━━ Available data ━━

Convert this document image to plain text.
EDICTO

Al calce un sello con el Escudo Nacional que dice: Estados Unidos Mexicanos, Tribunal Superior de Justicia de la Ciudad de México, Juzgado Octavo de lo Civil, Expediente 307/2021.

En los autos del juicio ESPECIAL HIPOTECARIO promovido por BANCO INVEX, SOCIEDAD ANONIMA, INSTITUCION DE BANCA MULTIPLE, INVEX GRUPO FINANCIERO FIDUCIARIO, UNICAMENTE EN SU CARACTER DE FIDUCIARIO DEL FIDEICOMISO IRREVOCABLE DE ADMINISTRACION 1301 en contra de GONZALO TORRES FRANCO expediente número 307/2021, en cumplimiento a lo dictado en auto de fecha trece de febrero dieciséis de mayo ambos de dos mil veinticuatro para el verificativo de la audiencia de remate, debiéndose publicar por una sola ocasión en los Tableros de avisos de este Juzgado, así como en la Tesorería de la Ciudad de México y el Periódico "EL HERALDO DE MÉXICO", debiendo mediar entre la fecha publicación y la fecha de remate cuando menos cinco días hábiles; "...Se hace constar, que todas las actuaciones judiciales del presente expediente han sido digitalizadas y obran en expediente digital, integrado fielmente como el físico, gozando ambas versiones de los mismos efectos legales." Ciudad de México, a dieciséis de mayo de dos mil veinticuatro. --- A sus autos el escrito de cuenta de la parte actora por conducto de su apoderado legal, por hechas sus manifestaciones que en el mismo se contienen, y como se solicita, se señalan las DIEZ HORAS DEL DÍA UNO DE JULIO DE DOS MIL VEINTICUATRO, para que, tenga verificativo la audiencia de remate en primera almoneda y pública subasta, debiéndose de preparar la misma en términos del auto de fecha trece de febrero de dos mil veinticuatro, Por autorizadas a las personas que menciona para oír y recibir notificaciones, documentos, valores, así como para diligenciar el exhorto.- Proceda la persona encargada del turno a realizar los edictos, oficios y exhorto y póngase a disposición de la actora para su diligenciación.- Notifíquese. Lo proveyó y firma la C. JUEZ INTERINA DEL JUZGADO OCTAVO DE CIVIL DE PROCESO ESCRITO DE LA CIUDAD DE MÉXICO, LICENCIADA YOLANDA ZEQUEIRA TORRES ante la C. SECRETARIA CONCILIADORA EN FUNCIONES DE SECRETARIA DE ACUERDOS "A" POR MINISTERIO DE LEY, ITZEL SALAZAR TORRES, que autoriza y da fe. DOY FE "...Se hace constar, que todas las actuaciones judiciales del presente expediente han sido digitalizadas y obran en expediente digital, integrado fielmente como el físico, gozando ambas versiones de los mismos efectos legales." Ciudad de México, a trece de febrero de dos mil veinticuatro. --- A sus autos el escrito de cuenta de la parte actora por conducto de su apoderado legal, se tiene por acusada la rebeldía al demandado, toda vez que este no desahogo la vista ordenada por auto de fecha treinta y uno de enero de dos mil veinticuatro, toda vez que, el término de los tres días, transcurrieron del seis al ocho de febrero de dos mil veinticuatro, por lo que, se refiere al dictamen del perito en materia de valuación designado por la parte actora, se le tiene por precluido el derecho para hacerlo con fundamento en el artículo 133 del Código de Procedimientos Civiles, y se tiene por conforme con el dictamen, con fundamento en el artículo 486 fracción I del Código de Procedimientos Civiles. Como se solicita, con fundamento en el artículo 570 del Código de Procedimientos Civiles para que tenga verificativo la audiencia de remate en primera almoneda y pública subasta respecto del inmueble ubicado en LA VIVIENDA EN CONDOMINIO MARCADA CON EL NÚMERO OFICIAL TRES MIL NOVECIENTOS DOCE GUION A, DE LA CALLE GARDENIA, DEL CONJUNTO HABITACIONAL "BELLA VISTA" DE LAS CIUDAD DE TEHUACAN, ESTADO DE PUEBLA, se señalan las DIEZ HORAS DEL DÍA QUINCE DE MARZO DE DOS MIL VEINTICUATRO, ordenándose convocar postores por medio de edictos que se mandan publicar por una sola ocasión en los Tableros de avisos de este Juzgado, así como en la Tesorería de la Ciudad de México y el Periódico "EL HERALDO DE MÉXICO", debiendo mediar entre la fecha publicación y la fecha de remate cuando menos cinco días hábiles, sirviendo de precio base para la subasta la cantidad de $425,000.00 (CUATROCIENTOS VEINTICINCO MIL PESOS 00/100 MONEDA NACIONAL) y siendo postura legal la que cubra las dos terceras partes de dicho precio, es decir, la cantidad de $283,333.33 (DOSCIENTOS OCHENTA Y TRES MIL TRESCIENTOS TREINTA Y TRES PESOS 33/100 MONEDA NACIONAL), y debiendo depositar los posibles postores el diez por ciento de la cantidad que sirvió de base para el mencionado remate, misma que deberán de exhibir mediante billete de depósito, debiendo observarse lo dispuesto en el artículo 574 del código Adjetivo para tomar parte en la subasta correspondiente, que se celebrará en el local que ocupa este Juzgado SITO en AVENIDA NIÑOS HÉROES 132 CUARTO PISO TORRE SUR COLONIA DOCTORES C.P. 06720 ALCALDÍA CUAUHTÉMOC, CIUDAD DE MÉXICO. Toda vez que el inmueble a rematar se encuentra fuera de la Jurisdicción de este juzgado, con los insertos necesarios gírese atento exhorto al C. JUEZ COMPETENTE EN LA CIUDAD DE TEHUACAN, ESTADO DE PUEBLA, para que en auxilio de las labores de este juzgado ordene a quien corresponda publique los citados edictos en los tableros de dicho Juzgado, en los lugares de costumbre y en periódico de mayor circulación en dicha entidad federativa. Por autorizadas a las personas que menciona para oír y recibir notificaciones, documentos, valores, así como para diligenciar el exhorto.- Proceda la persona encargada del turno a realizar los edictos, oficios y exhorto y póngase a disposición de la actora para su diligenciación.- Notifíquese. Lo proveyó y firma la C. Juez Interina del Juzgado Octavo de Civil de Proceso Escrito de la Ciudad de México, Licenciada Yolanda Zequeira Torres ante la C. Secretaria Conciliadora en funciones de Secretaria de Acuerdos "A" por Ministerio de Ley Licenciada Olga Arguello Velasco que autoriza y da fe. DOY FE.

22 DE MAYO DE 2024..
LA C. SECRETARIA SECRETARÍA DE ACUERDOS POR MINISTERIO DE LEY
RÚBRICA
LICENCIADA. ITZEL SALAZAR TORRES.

━━━

▶ **Work to do**:
Please reproduce all of the entries exactly as they stand.

▶ **Answer for the task**:
Convert this document image to plain text.
EDICTO

Al calce un sello con el Escudo Nacional que dice: Estados Unidos Mexicanos, Tribunal Superior de Justicia de la Ciudad de México, Juzgado Octavo de lo Civil, Expediente 307/2021.

En los autos del juicio ESPECIAL HIPOTECARIO promovido por BANCO INVEX, SOCIEDAD ANONIMA, INSTITUCION DE BANCA MULTIPLE, INVEX GRUPO FINANCIERO FIDUCIARIO, UNICAMENTE EN SU CARACTER DE FIDUCIARIO DEL FIDEICOMISO IRREVOCABLE DE ADMINISTRACION 1301 en contra de GONZALO TORRES FRANCO expediente número 307/2021, en cumplimiento a lo dictado en auto de fecha trece de febrero dieciséis de mayo ambos de dos mil veinticuatro para el verificativo de la audiencia de remate, debiéndose publicar por una sola ocasión en los Tableros de avisos de este Juzgado, así como en la Tesorería de la Ciudad de México y el Periódico "EL HERALDO DE MÉXICO", debiendo mediar entre la fecha publicación y la fecha de remate cuando menos cinco días hábiles; "...Se hace constar, que todas las actuaciones judiciales del presente expediente han sido digitalizadas y obran en expediente digital, integrado fielmente como el físico, gozando ambas versiones de los mismos efectos legales." Ciudad de México, a dieciséis de mayo de dos mil veinticuatro. --- A sus autos el escrito de cuenta de la parte actora por conducto de su apoderado legal, por hechas sus manifestaciones que en el mismo se contienen, y como se solicita, se señalan las DIEZ HORAS DEL DÍA UNO DE JULIO DE DOS MIL VEINTICUATRO, para que, tenga verificativo la audiencia de remate en primera almoneda y pública subasta, debiéndose de preparar la misma en términos del auto de fecha trece de febrero de dos mil veinticuatro, Por autorizadas a las personas que menciona para oír y recibir notificaciones, documentos, valores, así como para diligenciar el exhorto.- Proceda la persona encargada del turno a realizar los edictos, oficios y exhorto y póngase a disposición de la actora para su diligenciación.- Notifíquese. Lo proveyó y firma la C. JUEZ INTERINA DEL JUZGADO OCTAVO DE CIVIL DE PROCESO ESCRITO DE LA CIUDAD DE MÉXICO, LICENCIADA YOLANDA ZEQUEIRA TORRES ante la C. SECRETARIA CONCILIADORA EN FUNCIONES DE SECRETARIA DE ACUERDOS "A" POR MINISTERIO DE LEY, ITZEL SALAZAR TORRES, que autoriza y da fe. DOY FE "...Se hace constar, que todas las actuaciones judiciales del presente expediente han sido digitalizadas y obran en expediente digital, integrado fielmente como el físico, gozando ambas versiones de los mismos efectos legales." Ciudad de México, a trece de febrero de dos mil veinticuatro. --- A sus autos el escrito de cuenta de la parte actora por conducto de su apoderado legal, se tiene por acusada la rebeldía al demandado, toda vez que este no desahogo la vista ordenada por auto de fecha treinta y uno de enero de dos mil veinticuatro, toda vez que, el término de los tres días, transcurrieron del seis al ocho de febrero de dos mil veinticuatro, por lo que, se refiere al dictamen del perito en materia de valuación designado por la parte actora, se le tiene por precluido el derecho para hacerlo con fundamento en el artículo 133 del Código de Procedimientos Civiles, y se tiene por conforme con el dictamen, con fundamento en el artículo 486 fracción I del Código de Procedimientos Civiles. Como se solicita, con fundamento en el artículo 570 del Código de Procedimientos Civiles para que tenga verificativo la audiencia de remate en primera almoneda y pública subasta respecto del inmueble ubicado en LA VIVIENDA EN CONDOMINIO MARCADA CON EL NÚMERO OFICIAL TRES MIL NOVECIENTOS DOCE GUION A, DE LA CALLE GARDENIA, DEL CONJUNTO HABITACIONAL "BELLA VISTA" DE LAS CIUDAD DE TEHUACAN, ESTADO DE PUEBLA, se señalan las DIEZ HORAS DEL DÍA QUINCE DE MARZO DE DOS MIL VEINTICUATRO, ordenándose convocar postores por medio de edictos que se mandan publicar por una sola ocasión en los Tableros de avisos de este Juzgado, así como en la Tesorería de la Ciudad de México y el Periódico "EL HERALDO DE MÉXICO", debiendo mediar entre la fecha publicación y la fecha de remate cuando menos cinco días hábiles, sirviendo de precio base para la subasta la cantidad de $425,000.00 (CUATROCIENTOS VEINTICINCO MIL PESOS 00/100 MONEDA NACIONAL) y siendo postura legal la que cubra las dos terceras partes de dicho precio, es decir, la cantidad de $283,333.33 (DOSCIENTOS OCHENTA Y TRES MIL TRESCIENTOS TREINTA Y TRES PESOS 33/100 MONEDA NACIONAL), y debiendo depositar los posibles postores el diez por ciento de la cantidad que sirvió de base para el mencionado remate, misma que deberán de exhibir mediante billete de depósito, debiendo observarse lo dispuesto en el artículo 574 del código Adjetivo para tomar parte en la subasta correspondiente, que se celebrará en el local que ocupa este Juzgado SITO en AVENIDA NIÑOS HÉROES 132 CUARTO PISO TORRE SUR COLONIA DOCTORES C.P. 06720 ALCALDÍA CUAUHTÉMOC, CIUDAD DE MÉXICO. Toda vez que el inmueble a rematar se encuentra fuera de la Jurisdicción de este juzgado, con los insertos necesarios gírese atento exhorto al C. JUEZ COMPETENTE EN LA CIUDAD DE TEHUACAN, ESTADO DE PUEBLA, para que en auxilio de las labores de este juzgado ordene a quien corresponda publique los citados edictos en los tableros de dicho Juzgado, en los lugares de costumbre y en periódico de mayor circulación en dicha entidad federativa. Por autorizadas a las personas que menciona para oír y recibir notificaciones, documentos, valores, así como para diligenciar el exhorto.- Proceda la persona encargada del turno a realizar los edictos, oficios y exhorto y póngase a disposición de la actora para su diligenciación.- Notifíquese. Lo proveyó y firma la C. Juez Interina del Juzgado Octavo de Civil de Proceso Escrito de la Ciudad de México, Licenciada Yolanda Zequeira Torres ante la C. Secretaria Conciliadora en funciones de Secretaria de Acuerdos "A" por Ministerio de Ley Licenciada Olga Arguello Velasco que autoriza y da fe. DOY FE.

22 DE MAYO DE 2024..
LA C. SECRETARIA SECRETARÍA DE ACUERDOS POR MINISTERIO DE LEY
RÚBRICA
LICENCIADA. ITZEL SALAZAR TORRES.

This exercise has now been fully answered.